[TASK REQUIREMENTS]:
Produce an exact copy of all the data below, dropping every image.

[Dataset items]
########################################

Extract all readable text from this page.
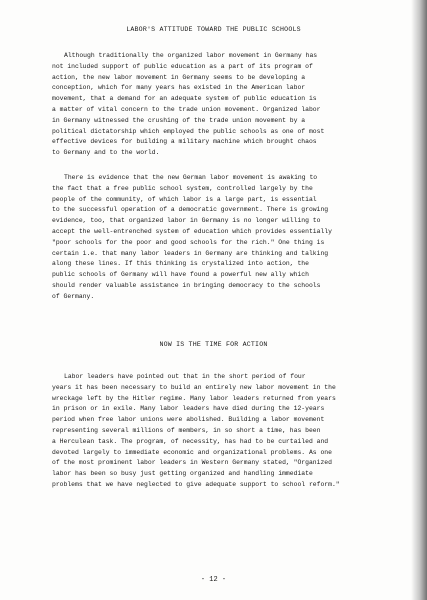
LABOR'S ATTITUDE TOWARD THE PUBLIC SCHOOLS
Although traditionally the organized labor movement in Germany has
not included support of public education as a part of its program of
action, the new labor movement in Germany seems to be developing a
conception, which for many years has existed in the American labor
movement, that a demand for an adequate system of public education is
a matter of vital concern to the trade union movement. Organized labor
in Germany witnessed the crushing of the trade union movement by a
political dictatorship which employed the public schools as one of most
effective devices for building a military machine which brought chaos
to Germany and to the world.
There is evidence that the new German labor movement is awaking to
the fact that a free public school system, controlled largely by the
people of the community, of which labor is a large part, is essential
to the successful operation of a democratic government. There is growing
evidence, too, that organized labor in Germany is no longer willing to
accept the well-entrenched system of education which provides essentially
"poor schools for the poor and good schools for the rich." One thing is
certain i.e. that many labor leaders in Germany are thinking and talking
along these lines. If this thinking is crystalized into action, the
public schools of Germany will have found a powerful new ally which
should render valuable assistance in bringing democracy to the schools
of Germany.
NOW IS THE TIME FOR ACTION
Labor leaders have pointed out that in the short period of four
years it has been necessary to build an entirely new labor movement in the
wreckage left by the Hitler regime. Many labor leaders returned from years
in prison or in exile. Many labor leaders have died during the 12-years
period when free labor unions were abolished. Building a labor movement
representing several millions of members, in so short a time, has been
a Herculean task. The program, of necessity, has had to be curtailed and
devoted largely to immediate economic and organizational problems. As one
of the most prominent labor leaders in Western Germany stated, "Organized
labor has been so busy just getting organized and handling immediate
problems that we have neglected to give adequate support to school reform."
- 12 -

########################################

[REPLY]:
Extract all readable text from this page.
LABOR'S ATTITUDE TOWARD THE PUBLIC SCHOOLS
Although traditionally the organized labor movement in Germany has
not included support of public education as a part of its program of
action, the new labor movement in Germany seems to be developing a
conception, which for many years has existed in the American labor
movement, that a demand for an adequate system of public education is
a matter of vital concern to the trade union movement. Organized labor
in Germany witnessed the crushing of the trade union movement by a
political dictatorship which employed the public schools as one of most
effective devices for building a military machine which brought chaos
to Germany and to the world.
There is evidence that the new German labor movement is awaking to
the fact that a free public school system, controlled largely by the
people of the community, of which labor is a large part, is essential
to the successful operation of a democratic government. There is growing
evidence, too, that organized labor in Germany is no longer willing to
accept the well-entrenched system of education which provides essentially
"poor schools for the poor and good schools for the rich." One thing is
certain i.e. that many labor leaders in Germany are thinking and talking
along these lines. If this thinking is crystalized into action, the
public schools of Germany will have found a powerful new ally which
should render valuable assistance in bringing democracy to the schools
of Germany.
NOW IS THE TIME FOR ACTION
Labor leaders have pointed out that in the short period of four
years it has been necessary to build an entirely new labor movement in the
wreckage left by the Hitler regime. Many labor leaders returned from years
in prison or in exile. Many labor leaders have died during the 12-years
period when free labor unions were abolished. Building a labor movement
representing several millions of members, in so short a time, has been
a Herculean task. The program, of necessity, has had to be curtailed and
devoted largely to immediate economic and organizational problems. As one
of the most prominent labor leaders in Western Germany stated, "Organized
labor has been so busy just getting organized and handling immediate
problems that we have neglected to give adequate support to school reform."
- 12 -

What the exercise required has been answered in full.